▸ **SET TASK**
Identify all lines below that hold "mais" and collect them.

** Start GIVEN RECORDS **

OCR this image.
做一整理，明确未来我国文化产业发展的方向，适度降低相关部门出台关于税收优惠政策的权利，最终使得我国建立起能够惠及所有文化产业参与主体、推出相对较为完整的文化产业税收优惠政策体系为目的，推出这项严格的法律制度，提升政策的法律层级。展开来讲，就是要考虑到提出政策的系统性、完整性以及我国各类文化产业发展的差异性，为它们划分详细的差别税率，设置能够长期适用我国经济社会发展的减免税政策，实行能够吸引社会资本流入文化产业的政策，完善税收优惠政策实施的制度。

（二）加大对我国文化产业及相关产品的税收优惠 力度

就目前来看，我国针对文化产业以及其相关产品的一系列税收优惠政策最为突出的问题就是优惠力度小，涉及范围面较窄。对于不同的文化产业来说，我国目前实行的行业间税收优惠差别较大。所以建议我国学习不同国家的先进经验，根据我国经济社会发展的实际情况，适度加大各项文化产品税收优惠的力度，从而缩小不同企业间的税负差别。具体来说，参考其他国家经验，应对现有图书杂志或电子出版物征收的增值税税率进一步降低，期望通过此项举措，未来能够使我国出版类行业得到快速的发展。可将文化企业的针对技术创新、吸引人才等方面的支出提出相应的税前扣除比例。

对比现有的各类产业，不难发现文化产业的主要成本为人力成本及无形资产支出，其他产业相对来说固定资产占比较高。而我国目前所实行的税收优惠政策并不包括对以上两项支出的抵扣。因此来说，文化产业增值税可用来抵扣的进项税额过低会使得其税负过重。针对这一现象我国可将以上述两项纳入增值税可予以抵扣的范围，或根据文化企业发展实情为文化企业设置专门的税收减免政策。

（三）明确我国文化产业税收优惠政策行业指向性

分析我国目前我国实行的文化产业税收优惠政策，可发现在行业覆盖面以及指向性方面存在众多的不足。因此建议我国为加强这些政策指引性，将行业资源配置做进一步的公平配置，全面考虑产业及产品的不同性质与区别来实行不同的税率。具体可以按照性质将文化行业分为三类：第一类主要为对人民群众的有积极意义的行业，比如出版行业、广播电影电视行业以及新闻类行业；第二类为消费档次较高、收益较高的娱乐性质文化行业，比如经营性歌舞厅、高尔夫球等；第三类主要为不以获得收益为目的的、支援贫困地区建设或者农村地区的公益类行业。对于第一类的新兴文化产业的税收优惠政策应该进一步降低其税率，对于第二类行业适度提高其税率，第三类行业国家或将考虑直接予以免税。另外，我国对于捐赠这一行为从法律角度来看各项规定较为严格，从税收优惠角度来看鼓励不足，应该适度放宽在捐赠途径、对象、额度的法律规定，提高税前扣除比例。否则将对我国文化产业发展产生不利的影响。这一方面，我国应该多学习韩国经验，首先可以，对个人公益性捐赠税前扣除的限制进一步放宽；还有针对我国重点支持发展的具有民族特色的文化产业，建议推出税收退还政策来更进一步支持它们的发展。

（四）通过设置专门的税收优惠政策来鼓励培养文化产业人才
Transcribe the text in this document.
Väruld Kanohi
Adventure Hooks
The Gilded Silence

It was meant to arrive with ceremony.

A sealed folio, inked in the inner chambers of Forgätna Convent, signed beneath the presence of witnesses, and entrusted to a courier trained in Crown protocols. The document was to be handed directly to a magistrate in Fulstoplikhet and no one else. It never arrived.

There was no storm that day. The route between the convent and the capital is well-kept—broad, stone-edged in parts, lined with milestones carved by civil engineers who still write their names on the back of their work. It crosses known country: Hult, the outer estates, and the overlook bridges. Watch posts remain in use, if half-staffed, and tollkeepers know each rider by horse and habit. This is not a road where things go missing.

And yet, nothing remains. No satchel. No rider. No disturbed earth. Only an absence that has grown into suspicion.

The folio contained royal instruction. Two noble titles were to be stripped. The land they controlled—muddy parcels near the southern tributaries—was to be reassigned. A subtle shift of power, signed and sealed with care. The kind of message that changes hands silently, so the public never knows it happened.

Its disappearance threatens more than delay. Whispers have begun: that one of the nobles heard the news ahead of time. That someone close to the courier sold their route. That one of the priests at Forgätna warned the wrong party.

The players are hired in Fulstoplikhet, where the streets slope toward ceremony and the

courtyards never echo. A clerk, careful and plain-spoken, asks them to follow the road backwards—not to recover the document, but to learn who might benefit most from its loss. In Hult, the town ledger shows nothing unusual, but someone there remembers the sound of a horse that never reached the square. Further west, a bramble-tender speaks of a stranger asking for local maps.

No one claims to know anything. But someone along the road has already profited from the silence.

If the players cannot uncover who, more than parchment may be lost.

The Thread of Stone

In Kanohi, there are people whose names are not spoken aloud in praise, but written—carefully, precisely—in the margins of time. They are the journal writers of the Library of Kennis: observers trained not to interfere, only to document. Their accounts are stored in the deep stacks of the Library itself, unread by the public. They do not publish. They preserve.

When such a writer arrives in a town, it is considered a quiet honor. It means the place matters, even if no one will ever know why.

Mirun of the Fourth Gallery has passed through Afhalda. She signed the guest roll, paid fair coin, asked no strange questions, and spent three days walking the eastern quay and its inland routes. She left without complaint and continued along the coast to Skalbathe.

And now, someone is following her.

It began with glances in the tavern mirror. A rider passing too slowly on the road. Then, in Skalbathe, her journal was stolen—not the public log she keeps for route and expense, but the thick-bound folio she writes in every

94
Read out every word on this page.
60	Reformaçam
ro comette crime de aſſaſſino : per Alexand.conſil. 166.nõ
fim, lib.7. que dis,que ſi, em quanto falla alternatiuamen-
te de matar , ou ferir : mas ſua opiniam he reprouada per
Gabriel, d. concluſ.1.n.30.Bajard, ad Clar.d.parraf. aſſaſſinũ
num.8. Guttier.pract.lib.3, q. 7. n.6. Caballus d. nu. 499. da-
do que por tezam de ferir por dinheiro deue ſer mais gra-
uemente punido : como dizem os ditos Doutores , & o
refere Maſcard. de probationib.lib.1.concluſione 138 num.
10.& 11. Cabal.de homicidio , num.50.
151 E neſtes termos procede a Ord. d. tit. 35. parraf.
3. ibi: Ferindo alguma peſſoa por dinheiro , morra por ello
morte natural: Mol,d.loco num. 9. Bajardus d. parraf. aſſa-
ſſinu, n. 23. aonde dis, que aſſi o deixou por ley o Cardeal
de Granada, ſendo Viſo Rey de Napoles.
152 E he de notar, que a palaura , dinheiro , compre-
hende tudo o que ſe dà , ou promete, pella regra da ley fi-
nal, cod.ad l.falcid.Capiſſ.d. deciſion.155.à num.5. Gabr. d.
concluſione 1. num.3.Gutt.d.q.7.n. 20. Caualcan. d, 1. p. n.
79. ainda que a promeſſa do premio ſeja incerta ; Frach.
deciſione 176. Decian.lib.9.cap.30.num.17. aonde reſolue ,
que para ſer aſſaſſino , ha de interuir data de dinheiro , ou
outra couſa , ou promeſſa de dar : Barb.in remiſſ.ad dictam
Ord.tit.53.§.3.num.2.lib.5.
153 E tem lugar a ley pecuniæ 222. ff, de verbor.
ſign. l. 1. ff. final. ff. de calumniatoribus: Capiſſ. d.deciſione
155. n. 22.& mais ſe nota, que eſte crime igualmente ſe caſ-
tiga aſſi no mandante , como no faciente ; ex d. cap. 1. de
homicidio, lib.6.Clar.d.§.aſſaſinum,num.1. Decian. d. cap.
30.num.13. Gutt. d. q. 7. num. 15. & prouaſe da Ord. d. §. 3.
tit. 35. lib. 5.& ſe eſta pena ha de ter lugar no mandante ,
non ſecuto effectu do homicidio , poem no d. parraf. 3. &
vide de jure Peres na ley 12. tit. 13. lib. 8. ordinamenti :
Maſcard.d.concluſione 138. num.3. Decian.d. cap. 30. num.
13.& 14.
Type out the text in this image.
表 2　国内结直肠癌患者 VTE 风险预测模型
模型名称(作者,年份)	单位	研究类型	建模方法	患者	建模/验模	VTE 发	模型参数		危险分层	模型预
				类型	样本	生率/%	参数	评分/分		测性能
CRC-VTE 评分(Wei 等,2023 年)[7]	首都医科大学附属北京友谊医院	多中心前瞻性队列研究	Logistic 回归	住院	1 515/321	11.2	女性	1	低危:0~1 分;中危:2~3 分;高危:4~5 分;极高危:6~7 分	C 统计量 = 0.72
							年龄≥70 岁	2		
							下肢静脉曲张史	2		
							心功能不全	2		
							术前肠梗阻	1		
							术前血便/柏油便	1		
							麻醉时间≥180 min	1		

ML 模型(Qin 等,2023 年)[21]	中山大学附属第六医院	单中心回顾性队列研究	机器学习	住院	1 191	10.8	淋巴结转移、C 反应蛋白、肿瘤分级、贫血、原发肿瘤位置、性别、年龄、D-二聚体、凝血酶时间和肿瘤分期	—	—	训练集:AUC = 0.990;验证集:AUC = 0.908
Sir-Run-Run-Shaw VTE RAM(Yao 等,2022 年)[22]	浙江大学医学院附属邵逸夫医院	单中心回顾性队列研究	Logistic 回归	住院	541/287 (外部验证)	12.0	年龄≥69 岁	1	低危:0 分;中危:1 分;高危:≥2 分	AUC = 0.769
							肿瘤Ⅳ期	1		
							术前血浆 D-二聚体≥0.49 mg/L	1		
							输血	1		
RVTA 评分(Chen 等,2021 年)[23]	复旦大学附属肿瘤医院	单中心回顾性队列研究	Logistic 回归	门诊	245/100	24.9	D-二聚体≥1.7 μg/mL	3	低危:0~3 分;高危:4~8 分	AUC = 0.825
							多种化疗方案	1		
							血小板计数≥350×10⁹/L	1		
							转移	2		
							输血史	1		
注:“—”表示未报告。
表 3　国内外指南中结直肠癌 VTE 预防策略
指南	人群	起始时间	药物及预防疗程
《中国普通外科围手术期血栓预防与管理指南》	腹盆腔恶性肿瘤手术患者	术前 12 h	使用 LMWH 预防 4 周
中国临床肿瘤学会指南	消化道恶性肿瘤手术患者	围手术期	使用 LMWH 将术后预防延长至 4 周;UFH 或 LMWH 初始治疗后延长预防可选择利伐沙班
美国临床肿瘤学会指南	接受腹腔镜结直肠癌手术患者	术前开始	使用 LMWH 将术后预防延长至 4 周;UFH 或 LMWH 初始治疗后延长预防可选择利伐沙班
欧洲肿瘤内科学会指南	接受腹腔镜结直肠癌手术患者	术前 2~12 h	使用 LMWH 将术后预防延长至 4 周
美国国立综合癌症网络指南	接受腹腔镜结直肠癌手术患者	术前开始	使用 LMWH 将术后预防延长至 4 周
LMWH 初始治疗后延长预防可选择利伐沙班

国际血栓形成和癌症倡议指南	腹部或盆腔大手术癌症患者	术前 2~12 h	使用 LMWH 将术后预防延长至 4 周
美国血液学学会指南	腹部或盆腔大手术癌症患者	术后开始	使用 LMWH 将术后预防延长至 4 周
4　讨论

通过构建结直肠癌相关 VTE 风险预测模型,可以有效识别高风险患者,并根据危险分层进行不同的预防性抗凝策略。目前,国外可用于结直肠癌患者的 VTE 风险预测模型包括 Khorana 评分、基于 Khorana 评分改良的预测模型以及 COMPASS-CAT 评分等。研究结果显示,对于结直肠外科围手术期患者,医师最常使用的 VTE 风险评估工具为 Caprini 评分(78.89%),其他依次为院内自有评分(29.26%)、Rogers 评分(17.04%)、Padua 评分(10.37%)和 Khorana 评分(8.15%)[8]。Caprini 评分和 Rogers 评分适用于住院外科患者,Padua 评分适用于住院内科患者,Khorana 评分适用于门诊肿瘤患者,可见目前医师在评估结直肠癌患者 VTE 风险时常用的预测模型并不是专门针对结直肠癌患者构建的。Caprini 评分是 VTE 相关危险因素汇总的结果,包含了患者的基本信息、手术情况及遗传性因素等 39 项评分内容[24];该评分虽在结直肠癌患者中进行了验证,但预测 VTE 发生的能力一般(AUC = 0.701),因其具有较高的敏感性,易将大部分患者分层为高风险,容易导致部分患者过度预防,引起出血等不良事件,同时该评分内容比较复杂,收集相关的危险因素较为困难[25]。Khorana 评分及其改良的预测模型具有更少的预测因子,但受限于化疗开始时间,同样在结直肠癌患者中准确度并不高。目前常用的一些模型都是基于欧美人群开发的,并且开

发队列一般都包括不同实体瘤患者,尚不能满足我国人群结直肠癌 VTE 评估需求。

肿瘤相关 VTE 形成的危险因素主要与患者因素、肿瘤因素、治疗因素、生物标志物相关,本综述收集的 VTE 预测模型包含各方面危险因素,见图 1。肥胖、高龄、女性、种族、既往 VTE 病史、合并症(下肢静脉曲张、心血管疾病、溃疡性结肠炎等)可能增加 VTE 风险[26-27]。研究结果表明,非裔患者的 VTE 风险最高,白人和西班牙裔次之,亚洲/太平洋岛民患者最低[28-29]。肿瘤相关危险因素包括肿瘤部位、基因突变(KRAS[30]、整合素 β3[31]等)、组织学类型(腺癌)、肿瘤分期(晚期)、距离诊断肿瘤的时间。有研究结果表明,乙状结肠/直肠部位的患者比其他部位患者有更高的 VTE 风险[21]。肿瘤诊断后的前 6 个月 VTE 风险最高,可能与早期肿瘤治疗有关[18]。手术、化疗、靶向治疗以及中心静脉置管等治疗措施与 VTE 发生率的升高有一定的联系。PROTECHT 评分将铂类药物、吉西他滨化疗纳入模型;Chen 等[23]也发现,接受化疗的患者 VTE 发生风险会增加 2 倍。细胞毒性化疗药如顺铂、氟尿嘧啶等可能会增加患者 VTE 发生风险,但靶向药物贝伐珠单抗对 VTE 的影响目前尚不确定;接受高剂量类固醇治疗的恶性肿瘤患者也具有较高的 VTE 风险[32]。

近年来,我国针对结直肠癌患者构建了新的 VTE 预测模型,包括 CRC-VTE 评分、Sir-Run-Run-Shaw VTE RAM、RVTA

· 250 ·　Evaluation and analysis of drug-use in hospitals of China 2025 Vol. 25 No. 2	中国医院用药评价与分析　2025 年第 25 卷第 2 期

** End GIVEN RECORDS **

▸ **FINAL RESULT**
do que por tezam de ferir por dinheiro deue ſer mais gra-
155. n. 22.& mais ſe nota, que eſte crime igualmente ſe caſ-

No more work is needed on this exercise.